Go through the listing and write out all of it exactly.

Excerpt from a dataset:
§ §

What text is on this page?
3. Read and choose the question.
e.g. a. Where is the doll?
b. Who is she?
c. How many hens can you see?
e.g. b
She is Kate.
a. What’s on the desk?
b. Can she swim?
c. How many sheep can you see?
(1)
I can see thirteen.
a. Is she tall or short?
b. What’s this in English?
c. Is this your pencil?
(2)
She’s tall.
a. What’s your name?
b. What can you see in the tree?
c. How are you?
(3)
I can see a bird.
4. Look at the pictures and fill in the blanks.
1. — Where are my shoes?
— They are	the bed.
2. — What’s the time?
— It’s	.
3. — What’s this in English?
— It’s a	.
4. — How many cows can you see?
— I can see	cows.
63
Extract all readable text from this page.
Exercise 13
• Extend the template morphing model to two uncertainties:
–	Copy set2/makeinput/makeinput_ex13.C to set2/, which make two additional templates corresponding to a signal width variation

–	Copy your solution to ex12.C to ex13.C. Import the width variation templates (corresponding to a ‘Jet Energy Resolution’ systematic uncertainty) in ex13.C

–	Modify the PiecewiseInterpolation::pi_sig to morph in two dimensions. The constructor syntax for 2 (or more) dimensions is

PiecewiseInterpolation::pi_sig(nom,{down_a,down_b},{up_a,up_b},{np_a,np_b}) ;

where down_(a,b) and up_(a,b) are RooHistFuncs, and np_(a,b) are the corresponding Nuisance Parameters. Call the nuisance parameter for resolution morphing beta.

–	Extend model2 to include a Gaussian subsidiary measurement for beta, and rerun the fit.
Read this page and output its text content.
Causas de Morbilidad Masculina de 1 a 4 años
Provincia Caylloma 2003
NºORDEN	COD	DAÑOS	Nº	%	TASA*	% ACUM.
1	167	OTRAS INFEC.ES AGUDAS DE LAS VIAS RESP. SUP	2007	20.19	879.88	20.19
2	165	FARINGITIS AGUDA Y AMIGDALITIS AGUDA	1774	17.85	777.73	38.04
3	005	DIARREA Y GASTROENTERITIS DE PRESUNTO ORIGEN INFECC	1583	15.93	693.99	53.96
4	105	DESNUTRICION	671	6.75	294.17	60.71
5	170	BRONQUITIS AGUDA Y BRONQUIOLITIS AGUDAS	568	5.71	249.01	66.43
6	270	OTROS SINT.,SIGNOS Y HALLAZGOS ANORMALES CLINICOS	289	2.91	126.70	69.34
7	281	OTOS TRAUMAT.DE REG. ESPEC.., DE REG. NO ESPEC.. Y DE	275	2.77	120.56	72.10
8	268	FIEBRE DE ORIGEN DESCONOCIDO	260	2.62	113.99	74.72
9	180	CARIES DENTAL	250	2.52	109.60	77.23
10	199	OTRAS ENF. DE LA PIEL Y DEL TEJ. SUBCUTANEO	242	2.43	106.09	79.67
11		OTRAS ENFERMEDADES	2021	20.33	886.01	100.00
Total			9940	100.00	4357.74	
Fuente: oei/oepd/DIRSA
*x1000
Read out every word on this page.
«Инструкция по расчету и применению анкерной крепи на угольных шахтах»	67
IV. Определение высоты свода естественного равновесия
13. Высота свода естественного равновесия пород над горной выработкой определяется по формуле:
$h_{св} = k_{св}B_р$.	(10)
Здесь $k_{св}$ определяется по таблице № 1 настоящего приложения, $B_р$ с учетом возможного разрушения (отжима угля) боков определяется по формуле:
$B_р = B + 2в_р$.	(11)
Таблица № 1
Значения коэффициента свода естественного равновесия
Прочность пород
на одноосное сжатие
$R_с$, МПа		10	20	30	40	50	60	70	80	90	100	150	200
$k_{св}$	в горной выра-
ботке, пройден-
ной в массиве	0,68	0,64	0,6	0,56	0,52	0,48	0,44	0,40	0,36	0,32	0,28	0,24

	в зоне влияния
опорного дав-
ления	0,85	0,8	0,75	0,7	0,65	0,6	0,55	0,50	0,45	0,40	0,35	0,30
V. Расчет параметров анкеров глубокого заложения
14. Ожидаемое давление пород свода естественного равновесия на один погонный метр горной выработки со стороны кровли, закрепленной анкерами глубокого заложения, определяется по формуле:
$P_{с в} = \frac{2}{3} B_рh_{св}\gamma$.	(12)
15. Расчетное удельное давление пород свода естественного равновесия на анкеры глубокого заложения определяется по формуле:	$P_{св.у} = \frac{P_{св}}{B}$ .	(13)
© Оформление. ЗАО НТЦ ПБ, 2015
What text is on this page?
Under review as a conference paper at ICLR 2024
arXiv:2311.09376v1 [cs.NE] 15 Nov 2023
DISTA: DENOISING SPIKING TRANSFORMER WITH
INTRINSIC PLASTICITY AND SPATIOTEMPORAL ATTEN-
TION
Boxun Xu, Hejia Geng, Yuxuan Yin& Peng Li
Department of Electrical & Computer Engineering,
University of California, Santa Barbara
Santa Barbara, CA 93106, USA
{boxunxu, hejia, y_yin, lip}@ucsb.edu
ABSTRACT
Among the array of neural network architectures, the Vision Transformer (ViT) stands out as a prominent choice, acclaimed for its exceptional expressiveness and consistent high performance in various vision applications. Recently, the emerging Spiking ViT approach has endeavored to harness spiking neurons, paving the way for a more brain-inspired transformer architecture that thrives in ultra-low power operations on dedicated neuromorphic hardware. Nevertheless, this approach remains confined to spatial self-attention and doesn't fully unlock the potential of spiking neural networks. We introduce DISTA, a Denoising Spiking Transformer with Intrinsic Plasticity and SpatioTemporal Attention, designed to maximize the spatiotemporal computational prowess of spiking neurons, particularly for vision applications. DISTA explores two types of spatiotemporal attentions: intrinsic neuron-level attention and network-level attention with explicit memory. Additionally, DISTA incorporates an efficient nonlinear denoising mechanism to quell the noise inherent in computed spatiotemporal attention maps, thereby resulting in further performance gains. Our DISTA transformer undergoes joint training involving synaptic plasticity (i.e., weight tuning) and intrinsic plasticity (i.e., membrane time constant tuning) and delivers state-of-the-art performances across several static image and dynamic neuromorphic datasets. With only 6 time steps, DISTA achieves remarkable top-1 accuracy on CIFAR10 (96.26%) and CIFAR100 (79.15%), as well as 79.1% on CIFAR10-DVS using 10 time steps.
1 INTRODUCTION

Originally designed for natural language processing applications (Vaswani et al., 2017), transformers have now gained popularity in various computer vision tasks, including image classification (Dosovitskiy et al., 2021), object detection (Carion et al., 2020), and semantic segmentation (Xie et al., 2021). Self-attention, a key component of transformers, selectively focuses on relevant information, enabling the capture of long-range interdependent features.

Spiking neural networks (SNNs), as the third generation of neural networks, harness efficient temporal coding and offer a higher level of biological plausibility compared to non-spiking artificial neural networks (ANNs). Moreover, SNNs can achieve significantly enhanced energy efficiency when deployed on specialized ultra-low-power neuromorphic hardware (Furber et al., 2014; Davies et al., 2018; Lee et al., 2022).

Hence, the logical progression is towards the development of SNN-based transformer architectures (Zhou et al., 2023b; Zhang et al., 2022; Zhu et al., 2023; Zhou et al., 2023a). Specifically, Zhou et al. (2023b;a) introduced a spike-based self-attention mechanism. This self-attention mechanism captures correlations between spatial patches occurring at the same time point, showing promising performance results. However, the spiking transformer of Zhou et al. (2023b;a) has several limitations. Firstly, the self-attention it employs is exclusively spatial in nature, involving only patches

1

§ §

Result.
What text is on this page?
3. Read and choose the question.
e.g. a. Where is the doll?
b. Who is she?
c. How many hens can you see?
e.g. b
She is Kate.
a. What’s on the desk?
b. Can she swim?
c. How many sheep can you see?
(1)
I can see thirteen.
a. Is she tall or short?
b. What’s this in English?
c. Is this your pencil?
(2)
She’s tall.
a. What’s your name?
b. What can you see in the tree?
c. How are you?
(3)
I can see a bird.
4. Look at the pictures and fill in the blanks.
1. — Where are my shoes?
— They are	the bed.
2. — What’s the time?
— It’s	.
3. — What’s this in English?
— It’s a	.
4. — How many cows can you see?
— I can see	cows.
63
Extract all readable text from this page.
Exercise 13
• Extend the template morphing model to two uncertainties:
–	Copy set2/makeinput/makeinput_ex13.C to set2/, which make two additional templates corresponding to a signal width variation

–	Copy your solution to ex12.C to ex13.C. Import the width variation templates (corresponding to a ‘Jet Energy Resolution’ systematic uncertainty) in ex13.C

–	Modify the PiecewiseInterpolation::pi_sig to morph in two dimensions. The constructor syntax for 2 (or more) dimensions is

PiecewiseInterpolation::pi_sig(nom,{down_a,down_b},{up_a,up_b},{np_a,np_b}) ;

where down_(a,b) and up_(a,b) are RooHistFuncs, and np_(a,b) are the corresponding Nuisance Parameters. Call the nuisance parameter for resolution morphing beta.

–	Extend model2 to include a Gaussian subsidiary measurement for beta, and rerun the fit.
Read this page and output its text content.
Causas de Morbilidad Masculina de 1 a 4 años
Provincia Caylloma 2003
NºORDEN	COD	DAÑOS	Nº	%	TASA*	% ACUM.
1	167	OTRAS INFEC.ES AGUDAS DE LAS VIAS RESP. SUP	2007	20.19	879.88	20.19
2	165	FARINGITIS AGUDA Y AMIGDALITIS AGUDA	1774	17.85	777.73	38.04
3	005	DIARREA Y GASTROENTERITIS DE PRESUNTO ORIGEN INFECC	1583	15.93	693.99	53.96
4	105	DESNUTRICION	671	6.75	294.17	60.71
5	170	BRONQUITIS AGUDA Y BRONQUIOLITIS AGUDAS	568	5.71	249.01	66.43
6	270	OTROS SINT.,SIGNOS Y HALLAZGOS ANORMALES CLINICOS	289	2.91	126.70	69.34
7	281	OTOS TRAUMAT.DE REG. ESPEC.., DE REG. NO ESPEC.. Y DE	275	2.77	120.56	72.10
8	268	FIEBRE DE ORIGEN DESCONOCIDO	260	2.62	113.99	74.72
9	180	CARIES DENTAL	250	2.52	109.60	77.23
10	199	OTRAS ENF. DE LA PIEL Y DEL TEJ. SUBCUTANEO	242	2.43	106.09	79.67
11		OTRAS ENFERMEDADES	2021	20.33	886.01	100.00
Total			9940	100.00	4357.74	
Fuente: oei/oepd/DIRSA
*x1000
Read out every word on this page.
«Инструкция по расчету и применению анкерной крепи на угольных шахтах»	67
IV. Определение высоты свода естественного равновесия
13. Высота свода естественного равновесия пород над горной выработкой определяется по формуле:
$h_{св} = k_{св}B_р$.	(10)
Здесь $k_{св}$ определяется по таблице № 1 настоящего приложения, $B_р$ с учетом возможного разрушения (отжима угля) боков определяется по формуле:
$B_р = B + 2в_р$.	(11)
Таблица № 1
Значения коэффициента свода естественного равновесия
Прочность пород
на одноосное сжатие
$R_с$, МПа		10	20	30	40	50	60	70	80	90	100	150	200
$k_{св}$	в горной выра-
ботке, пройден-
ной в массиве	0,68	0,64	0,6	0,56	0,52	0,48	0,44	0,40	0,36	0,32	0,28	0,24

	в зоне влияния
опорного дав-
ления	0,85	0,8	0,75	0,7	0,65	0,6	0,55	0,50	0,45	0,40	0,35	0,30
V. Расчет параметров анкеров глубокого заложения
14. Ожидаемое давление пород свода естественного равновесия на один погонный метр горной выработки со стороны кровли, закрепленной анкерами глубокого заложения, определяется по формуле:
$P_{с в} = \frac{2}{3} B_рh_{св}\gamma$.	(12)
15. Расчетное удельное давление пород свода естественного равновесия на анкеры глубокого заложения определяется по формуле:	$P_{св.у} = \frac{P_{св}}{B}$ .	(13)
© Оформление. ЗАО НТЦ ПБ, 2015
What text is on this page?
Under review as a conference paper at ICLR 2024
arXiv:2311.09376v1 [cs.NE] 15 Nov 2023
DISTA: DENOISING SPIKING TRANSFORMER WITH
INTRINSIC PLASTICITY AND SPATIOTEMPORAL ATTEN-
TION
Boxun Xu, Hejia Geng, Yuxuan Yin& Peng Li
Department of Electrical & Computer Engineering,
University of California, Santa Barbara
Santa Barbara, CA 93106, USA
{boxunxu, hejia, y_yin, lip}@ucsb.edu
ABSTRACT
Among the array of neural network architectures, the Vision Transformer (ViT) stands out as a prominent choice, acclaimed for its exceptional expressiveness and consistent high performance in various vision applications. Recently, the emerging Spiking ViT approach has endeavored to harness spiking neurons, paving the way for a more brain-inspired transformer architecture that thrives in ultra-low power operations on dedicated neuromorphic hardware. Nevertheless, this approach remains confined to spatial self-attention and doesn't fully unlock the potential of spiking neural networks. We introduce DISTA, a Denoising Spiking Transformer with Intrinsic Plasticity and SpatioTemporal Attention, designed to maximize the spatiotemporal computational prowess of spiking neurons, particularly for vision applications. DISTA explores two types of spatiotemporal attentions: intrinsic neuron-level attention and network-level attention with explicit memory. Additionally, DISTA incorporates an efficient nonlinear denoising mechanism to quell the noise inherent in computed spatiotemporal attention maps, thereby resulting in further performance gains. Our DISTA transformer undergoes joint training involving synaptic plasticity (i.e., weight tuning) and intrinsic plasticity (i.e., membrane time constant tuning) and delivers state-of-the-art performances across several static image and dynamic neuromorphic datasets. With only 6 time steps, DISTA achieves remarkable top-1 accuracy on CIFAR10 (96.26%) and CIFAR100 (79.15%), as well as 79.1% on CIFAR10-DVS using 10 time steps.
1 INTRODUCTION

Originally designed for natural language processing applications (Vaswani et al., 2017), transformers have now gained popularity in various computer vision tasks, including image classification (Dosovitskiy et al., 2021), object detection (Carion et al., 2020), and semantic segmentation (Xie et al., 2021). Self-attention, a key component of transformers, selectively focuses on relevant information, enabling the capture of long-range interdependent features.

Spiking neural networks (SNNs), as the third generation of neural networks, harness efficient temporal coding and offer a higher level of biological plausibility compared to non-spiking artificial neural networks (ANNs). Moreover, SNNs can achieve significantly enhanced energy efficiency when deployed on specialized ultra-low-power neuromorphic hardware (Furber et al., 2014; Davies et al., 2018; Lee et al., 2022).

Hence, the logical progression is towards the development of SNN-based transformer architectures (Zhou et al., 2023b; Zhang et al., 2022; Zhu et al., 2023; Zhou et al., 2023a). Specifically, Zhou et al. (2023b;a) introduced a spike-based self-attention mechanism. This self-attention mechanism captures correlations between spatial patches occurring at the same time point, showing promising performance results. However, the spiking transformer of Zhou et al. (2023b;a) has several limitations. Firstly, the self-attention it employs is exclusively spatial in nature, involving only patches

1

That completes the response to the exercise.